Given problem -
Copy the lines from the one containing "maintenance-steps <box>32 590 688 693</box>" through the one containing "paragraph: Die Bett-Hubvorrichtung", substituting "Abfallbehälter" for "Müllbehälter" and keeping everything else the same.

Data for the task -
--- start ---

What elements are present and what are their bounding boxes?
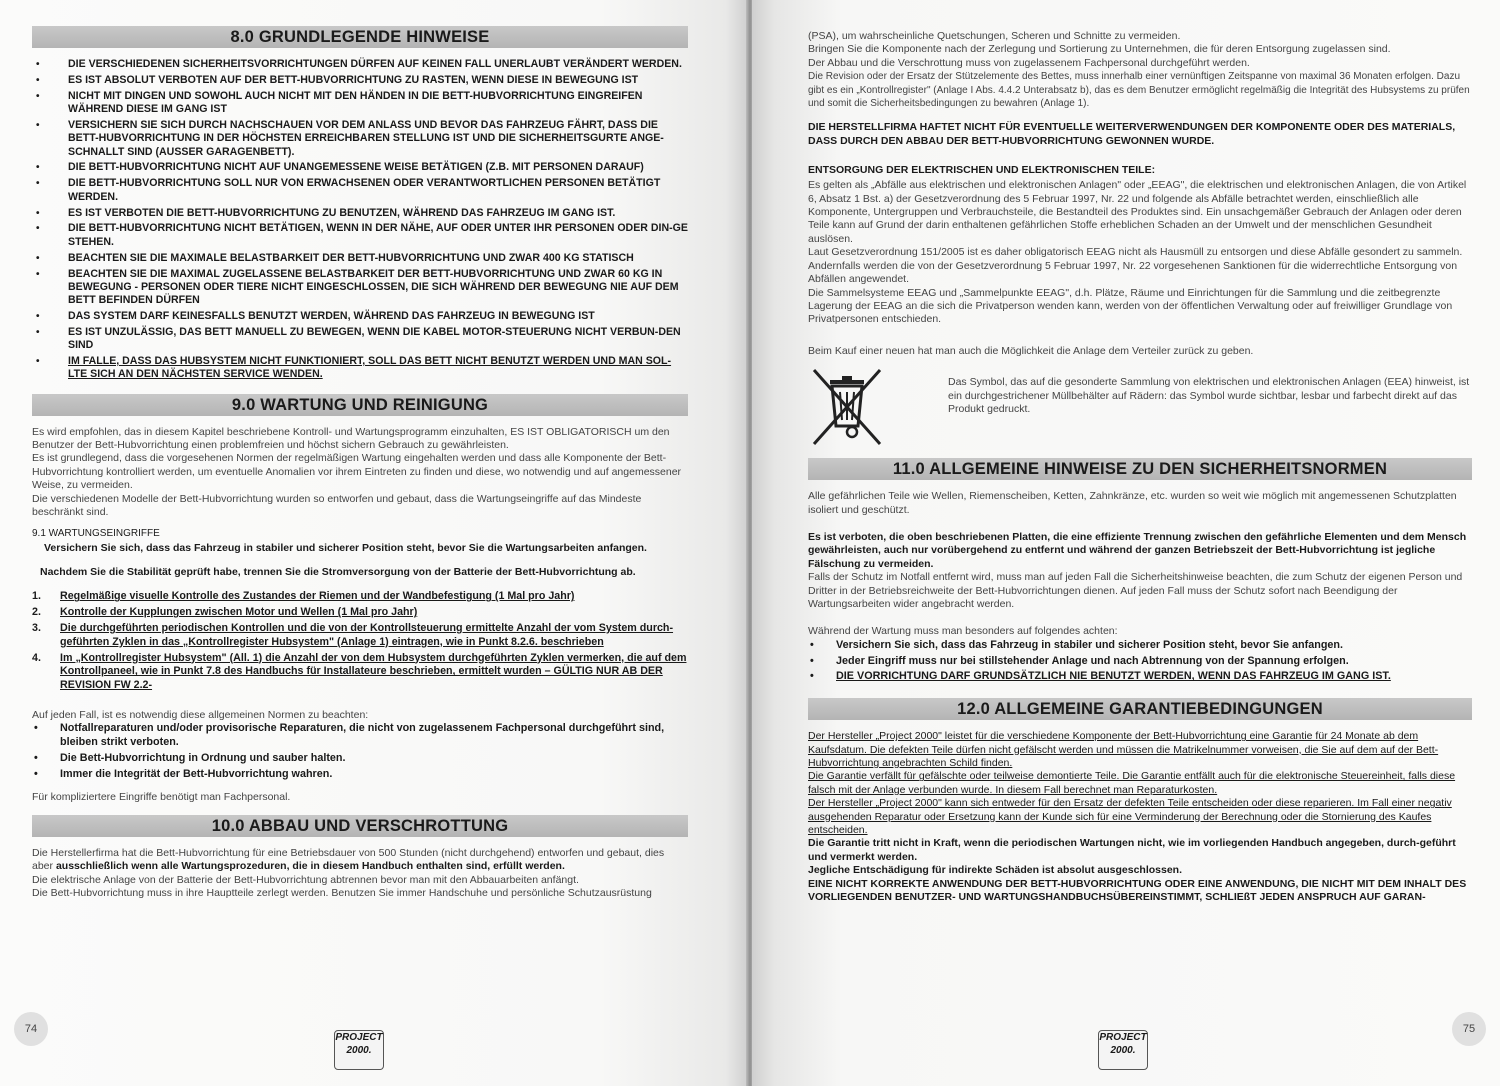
maintenance-steps <box>32 590 688 693</box>
list-item: • DAS SYSTEM DARF KEINESFALLS BENUTZT WERDEN, WÄHREND DAS FAHRZEUG IN BEWEGUNG IST <box>32 310 688 323</box>
list-item: • Die Bett-Hubvorrichtung in Ordnung und sauber halten. <box>32 752 688 766</box>
section-12-title: 12.0 ALLGEMEINE GARANTIEBEDINGUNGEN <box>957 700 1323 719</box>
page-number: 74 <box>14 1012 48 1046</box>
list-item: • IM FALLE, DASS DAS HUBSYSTEM NICHT FUNKTIONIERT, SOLL DAS BETT NICHT BENUTZT WERDEN UND MAN SOL-LTE SICH AN DEN NÄCHSTEN SERVICE WENDEN. <box>32 355 688 382</box>
paragraph: Jegliche Entschädigung für indirekte Schäden ist absolut ausgeschlossen. <box>808 864 1183 877</box>
page-number: 75 <box>1452 1012 1486 1046</box>
symbol-description: Das Symbol, das auf die gesonderte Sammlung von elektrischen und elektronischen Anlagen (EEA) hinweist, ist ein durchgestrichener Müllbehälter auf Rädern: das Symbol wurde sichtbar, lesbar und farbecht direkt auf das Produkt gedruckt. <box>948 376 1470 415</box>
weee-symbol-row <box>808 366 1472 448</box>
paragraph: Auf jeden Fall, ist es notwendig diese allgemeinen Normen zu beachten: <box>32 708 369 721</box>
paragraph: Die Bett-Hubvorrichtung muss in ihre Hauptteile zerlegt werden. Benutzen Sie immer Handschuhe und persönliche Schutzausrüstung <box>32 887 652 900</box>
list-item: 4. Im „Kontrollregister Hubsystem" (All. 1) die Anzahl der von dem Hubsystem durchgeführten Zyklen vermerken, die auf dem Kontrollpaneel, wie in Punkt 7.8 des Handbuchs für Installateure beschrieben, ermittelt wurden – GÜLTIG NUR AB DER REVISION FW 2.2- <box>32 651 687 692</box>
section-10-title: 10.0 ABBAU UND VERSCHROTTUNG <box>211 816 509 835</box>
list-item: 2. Kontrolle der Kupplungen zwischen Motor und Wellen (1 Mal pro Jahr) <box>32 606 418 619</box>
paragraph: DIE HERSTELLFIRMA HAFTET NICHT FÜR EVENTUELLE WEITERVERWENDUNGEN DER KOMPONENTE ODER DES MATERIALS, DASS DURCH DEN ABBAU DER BETT-HUBVORRICHTUNG GEWONNEN WURDE. <box>808 121 1456 147</box>
paragraph: EINE NICHT KORREKTE ANWENDUNG DER BETT-HUBVORRICHTUNG ODER EINE ANWENDUNG, DIE NICHT MIT DEM INHALT DES VORLIEGENDEN BENUTZER- UND WARTUNGSHANDBUCHSÜBEREINSTIMMT, SCHLIEßT JEDEN ANSPRUCH AUF GARAN- <box>808 877 1467 904</box>
paragraph: (PSA), um wahrscheinliche Quetschungen, Scheren und Schnitte zu vermeiden. <box>808 30 1181 42</box>
paragraph: Die verschiedenen Modelle der Bett-Hubvorrichtung wurden so entworfen und gebaut, dass die Wartungseingriffe auf das Mindeste beschränkt sind. <box>32 492 642 519</box>
list-item: • DIE BETT-HUBVORRICHTUNG SOLL NUR VON ERWACHSENEN ODER VERANTWORTLICHEN PERSONEN BETÄTIGT WERDEN. <box>32 177 688 204</box>
list-item: • ES IST UNZULÄSSIG, DAS BETT MANUELL ZU BEWEGEN, WENN DIE KABEL MOTOR-STEUERUNG NICHT VERBUN-DEN SIND <box>32 326 688 353</box>
paragraph: Alle gefährlichen Teile wie Wellen, Riemenscheiben, Ketten, Zahnkränze, etc. wurden so weit wie möglich mit angemessenen Schutzplatten isoliert und geschützt. <box>808 490 1457 516</box>
list-item: • Notfallreparaturen und/oder provisorische Reparaturen, die nicht von zugelassenem Fachpersonal durchgeführt sind, bleiben strikt verboten. <box>32 722 688 750</box>
paragraph: Die Revision oder der Ersatz der Stützelemente des Bettes, muss innerhalb einer vernünftigen Zeitspanne von maximal 36 Monaten erfolgen. Dazu gibt es ein „Kontrollregister" (Anlage I Abs. 4.4.2 Unterabsatz b), das es dem Benutzer ermöglicht regelmäßig die Integrität des Hubsystems zu prüfen und somit die Sicherheitsbedingungen zu bewahren (Anlage 1). <box>808 71 1470 110</box>
general-norms-list <box>32 722 688 781</box>
paragraph: Die Garantie verfällt für gefälschte oder teilweise demontierte Teile. Die Garantie entfällt auch für die elektronische Steuereinheit, falls diese falsch mit der Anlage verbunden wurde. In diesem Fall berechnet man Reparaturkosten. <box>808 770 1456 796</box>
paragraph: Es wird empfohlen, das in diesem Kapitel beschriebene Kontroll- und Wartungsprogramm einzuhalten, ES IST OBLIGATORISCH um den Benutzer der Bett-Hubvorrichtung einen problemfreien und höchst sichern Gebrauch zu gewährleisten. <box>32 425 670 452</box>
disposal-title: ENTSORGUNG DER ELEKTRISCHEN UND ELEKTRONISCHEN TEILE: <box>808 164 1156 177</box>
section-8-list <box>32 58 688 382</box>
paragraph: Der Abbau und die Verschrottung muss von zugelassenem Fachpersonal durchgeführt werden. <box>808 56 1250 69</box>
list-item: • DIE BETT-HUBVORRICHTUNG NICHT AUF UNANGEMESSENE WEISE BETÄTIGEN (Z.B. MIT PERSONEN DARAUF) <box>32 161 688 174</box>
list-item: 1. Regelmäßige visuelle Kontrolle des Zustandes der Riemen und der Wandbefestigung (1 Mal pro Jahr) <box>32 590 575 603</box>
paragraph: Es gelten als „Abfälle aus elektrischen und elektronischen Anlagen" oder „EEAG", die elektrischen und elektronischen Anlagen, die von Artikel 6, Absatz 1 Bst. a) der Gesetzverordnung des 5 Februar 1997, Nr. 22 und folgende als Abfälle betrachtet werden, einschließlich alle Komponente, Untergruppen und Verbrauchsteile, die Bestandteil des Produktes sind. Ein unsachgemäßer Gebrauch der Anlagen oder deren Teile kann auf Grund der darin enthaltenen gefährlichen Stoffe erheblichen Schaden an der Umwelt und der menschlichen Gesundheit auslösen. <box>808 179 1467 245</box>
paragraph: Für kompliziertere Eingriffe benötigt man Fachpersonal. <box>32 791 291 804</box>
list-item: 3. Die durchgeführten periodischen Kontrollen und die von der Kontrollsteuerung ermittelte Anzahl der vom System durch-geführten Zyklen in das „Kontrollregister Hubsystem" (Anlage 1) eintragen, wie in Punkt 8.2.6. beschrieben <box>32 621 674 648</box>
list-item: • Immer die Integrität der Bett-Hubvorrichtung wahren. <box>32 768 688 782</box>
section-8-header <box>32 26 688 48</box>
subsection-9-1-title: 9.1 WARTUNGSEINGRIFFE <box>32 527 160 539</box>
list-item: • VERSICHERN SIE SICH DURCH NACHSCHAUEN VOR DEM ANLASS UND BEVOR DAS FAHRZEUG FÄHRT, DASS DIE BETT-HUBVORRICHTUNG IN DER HÖCHSTEN ERREICHBAREN STELLUNG IST UND DIE SICHERHEITSGURTE ANGE-SCHNALLT SIND (AUSSER GARAGENBETT). <box>32 119 688 159</box>
paragraph: Es ist verboten, die oben beschriebenen Platten, die eine effiziente Trennung zwischen den gefährliche Elementen und dem Mensch gewährleisten, auch nur vorübergehend zu entfernt und während der ganzen Betriebszeit der Bett-Hubvorrichtung ist jegliche Fälschung zu vermeiden. <box>808 530 1467 570</box>
section-11-header <box>808 458 1472 480</box>
paragraph: Bringen Sie die Komponente nach der Zerlegung und Sortierung zu Unternehmen, die für deren Entsorgung zugelassen sind. <box>808 43 1391 56</box>
paragraph: Beim Kauf einer neuen hat man auch die Möglichkeit die Anlage dem Verteiler zurück zu geben. <box>808 344 1254 357</box>
paragraph: Der Hersteller „Project 2000" leistet für die verschiedene Komponente der Bett-Hubvorrichtung eine Garantie für 24 Monate ab dem Kaufsdatum. Die defekten Teile dürfen nicht gefälscht werden und müssen die Matrikelnummer vorweisen, die Sie auf dem auf der Bett-Hubvorrichtung angebrachten Schild finden. <box>808 730 1439 769</box>
paragraph: Versichern Sie sich, dass das Fahrzeug in stabiler und sicherer Position steht, bevor Sie die Wartungsarbeiten anfangen. <box>44 541 647 554</box>
paragraph: Nachdem Sie die Stabilität geprüft habe, trennen Sie die Stromversorgung von der Batterie der Bett-Hubvorrichtung ab. <box>40 565 636 578</box>
list-item: • NICHT MIT DINGEN UND SOWOHL AUCH NICHT MIT DEN HÄNDEN IN DIE BETT-HUBVORRICHTUNG EINGREIFEN WÄHREND DIESE IM GANG IST <box>32 90 688 117</box>
section-10-header <box>32 815 688 837</box>
paragraph: Die Garantie tritt nicht in Kraft, wenn die periodischen Wartungen nicht, wie im vorliegenden Handbuch angegeben, durch-geführt und vermerkt werden. <box>808 837 1456 863</box>
paragraph: Laut Gesetzverordnung 151/2005 ist es daher obligatorisch EEAG nicht als Hausmüll zu entsorgen und diese Abfälle gesondert zu sammeln. Andernfalls werden die von der Gesetzverordnung 5 Februar 1997, Nr. 22 vorgesehenen Sanktionen für die widerrechtliche Entsorgung von Abfällen angewendet. <box>808 246 1463 286</box>
paragraph: Die elektrische Anlage von der Batterie der Bett-Hubvorrichtung abtrennen bevor man mit den Abbauarbeiten anfängt. <box>32 873 579 886</box>
list-item: • Versichern Sie sich, dass das Fahrzeug in stabiler und sicherer Position steht, bevor Sie anfangen. <box>808 639 1472 653</box>
maintenance-attention-list <box>808 639 1472 684</box>
left-page <box>0 0 748 1086</box>
list-item: • BEACHTEN SIE DIE MAXIMAL ZUGELASSENE BELASTBARKEIT DER BETT-HUBVORRICHTUNG UND ZWAR 60 KG IN BEWEGUNG - PERSONEN ODER TIERE NICHT EINGESCHLOSSEN, DIE SICH WÄHREND DER BEWEGUNG NIE AUF DEM BETT BEFINDEN DÜRFEN <box>32 268 688 308</box>
list-item: • BEACHTEN SIE DIE MAXIMALE BELASTBARKEIT DER BETT-HUBVORRICHTUNG UND ZWAR 400 KG STATISCH <box>32 252 688 265</box>
paragraph: Der Hersteller „Project 2000" kann sich entweder für den Ersatz der defekten Teile entscheiden oder diese reparieren. Im Fall einer negativ ausgehenden Reparatur oder Ersetzung kann der Kunde sich für eine Verminderung der Berechnung oder die Stornierung des Kaufes entscheiden. <box>808 797 1452 837</box>
crossed-bin-icon <box>808 366 888 448</box>
list-item: • ES IST ABSOLUT VERBOTEN AUF DER BETT-HUBVORRICHTUNG ZU RASTEN, WENN DIESE IN BEWEGUNG IST <box>32 74 688 87</box>
list-item: • Jeder Eingriff muss nur bei stillstehender Anlage und nach Abtrennung von der Spannung erfolgen. <box>808 655 1472 669</box>
section-9-header <box>32 394 688 416</box>
section-8-title: 8.0 GRUNDLEGENDE HINWEISE <box>230 28 490 46</box>
section-11-title: 11.0 ALLGEMEINE HINWEISE ZU DEN SICHERHEITSNORMEN <box>892 460 1388 479</box>
list-item: • DIE BETT-HUBVORRICHTUNG NICHT BETÄTIGEN, WENN IN DER NÄHE, AUF ODER UNTER IHR PERSONEN ODER DIN-GE STEHEN. <box>32 222 688 249</box>
paragraph: Es ist grundlegend, dass die vorgesehenen Normen der regelmäßigen Wartung eingehalten werden und dass alle Komponente der Bett-Hubvorrichtung kontrolliert werden, um eventuelle Anomalien vor ihrem Eintreten zu finden und diese, wo notwendig und auf angemessener Weise, zu vermeiden. <box>32 452 682 492</box>
list-item: • ES IST VERBOTEN DIE BETT-HUBVORRICHTUNG ZU BENUTZEN, WÄHREND DAS FAHRZEUG IM GANG IST. <box>32 207 688 220</box>
paragraph: Die Herstellerfirma hat die Bett-Hubvorrichtung für eine Betriebsdauer von 500 Stunden (nicht durchgehend) entworfen und gebaut, dies aber ausschließlich wenn alle Wartungsprozeduren, die in diesem Handbuch enthalten sind, erfüllt werden. <box>32 846 665 873</box>
project-2000-logo: PROJECT 2000. <box>334 1030 384 1070</box>
section-12-header <box>808 698 1472 720</box>
paragraph: Während der Wartung muss man besonders auf folgendes achten: <box>808 625 1118 638</box>
list-item: • DIE VERSCHIEDENEN SICHERHEITSVORRICHTUNGEN DÜRFEN AUF KEINEN FALL UNERLAUBT VERÄNDERT WERDEN. <box>32 58 688 71</box>
paragraph: Die Sammelsysteme EEAG und „Sammelpunkte EEAG", d.h. Plätze, Räume und Einrichtungen für die Sammlung und die zeitbegrenzte Lagerung der EEAG an die sich die Privatperson wenden kann, werden von der öffentlichen Verwaltung oder auf freiwilliger Grundlage von Privatpersonen entschieden. <box>808 286 1453 326</box>
section-9-title: 9.0 WARTUNG UND REINIGUNG <box>231 395 489 414</box>
list-item: • DIE VORRICHTUNG DARF GRUNDSÄTZLICH NIE BENUTZT WERDEN, WENN DAS FAHRZEUG IM GANG IST. <box>808 670 1472 684</box>
right-page <box>752 0 1500 1086</box>
paragraph: Falls der Schutz im Notfall entfernt wird, muss man auf jeden Fall die Sicherheitshinweise beachten, die zum Schutz der eigenen Person und Dritter in der Betriebsreichweite der Bett-Hubvorrichtungen dienen. Auf jeden Fall muss der Schutz sofort nach Beendigung der Wartungsarbeiten wider angebracht werden. <box>808 571 1463 610</box>
project-2000-logo: PROJECT 2000. <box>1098 1030 1148 1070</box>
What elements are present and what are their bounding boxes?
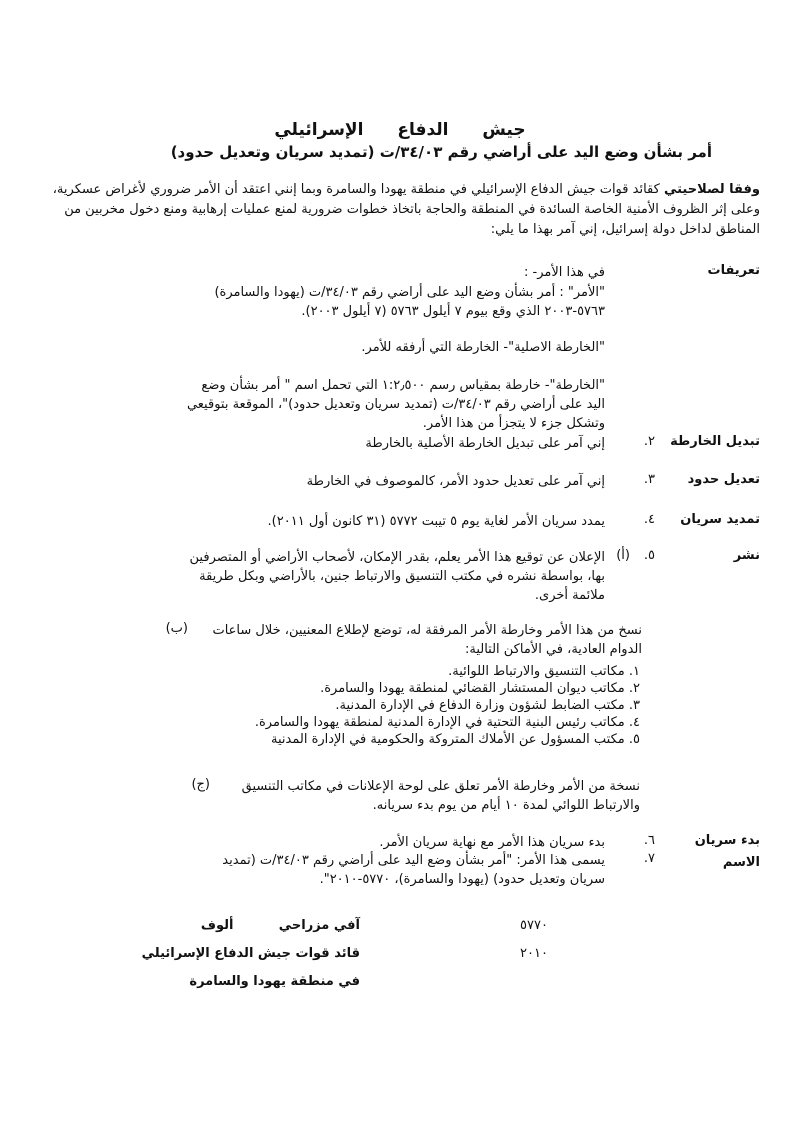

--- end ---

Response below -
maintenance-steps <box>32 590 688 693</box>
list-item: • DAS SYSTEM DARF KEINESFALLS BENUTZT WERDEN, WÄHREND DAS FAHRZEUG IN BEWEGUNG IST <box>32 310 688 323</box>
list-item: • Die Bett-Hubvorrichtung in Ordnung und sauber halten. <box>32 752 688 766</box>
section-12-title: 12.0 ALLGEMEINE GARANTIEBEDINGUNGEN <box>957 700 1323 719</box>
page-number: 74 <box>14 1012 48 1046</box>
list-item: • IM FALLE, DASS DAS HUBSYSTEM NICHT FUNKTIONIERT, SOLL DAS BETT NICHT BENUTZT WERDEN UND MAN SOL-LTE SICH AN DEN NÄCHSTEN SERVICE WENDEN. <box>32 355 688 382</box>
paragraph: Jegliche Entschädigung für indirekte Schäden ist absolut ausgeschlossen. <box>808 864 1183 877</box>
page-number: 75 <box>1452 1012 1486 1046</box>
symbol-description: Das Symbol, das auf die gesonderte Sammlung von elektrischen und elektronischen Anlagen (EEA) hinweist, ist ein durchgestrichener Abfallbehälter auf Rädern: das Symbol wurde sichtbar, lesbar und farbecht direkt auf das Produkt gedruckt. <box>948 376 1470 415</box>
weee-symbol-row <box>808 366 1472 448</box>
paragraph: Auf jeden Fall, ist es notwendig diese allgemeinen Normen zu beachten: <box>32 708 369 721</box>
paragraph: Die Bett-Hubvorrichtung muss in ihre Hauptteile zerlegt werden. Benutzen Sie immer Handschuhe und persönliche Schutzausrüstung <box>32 887 652 900</box>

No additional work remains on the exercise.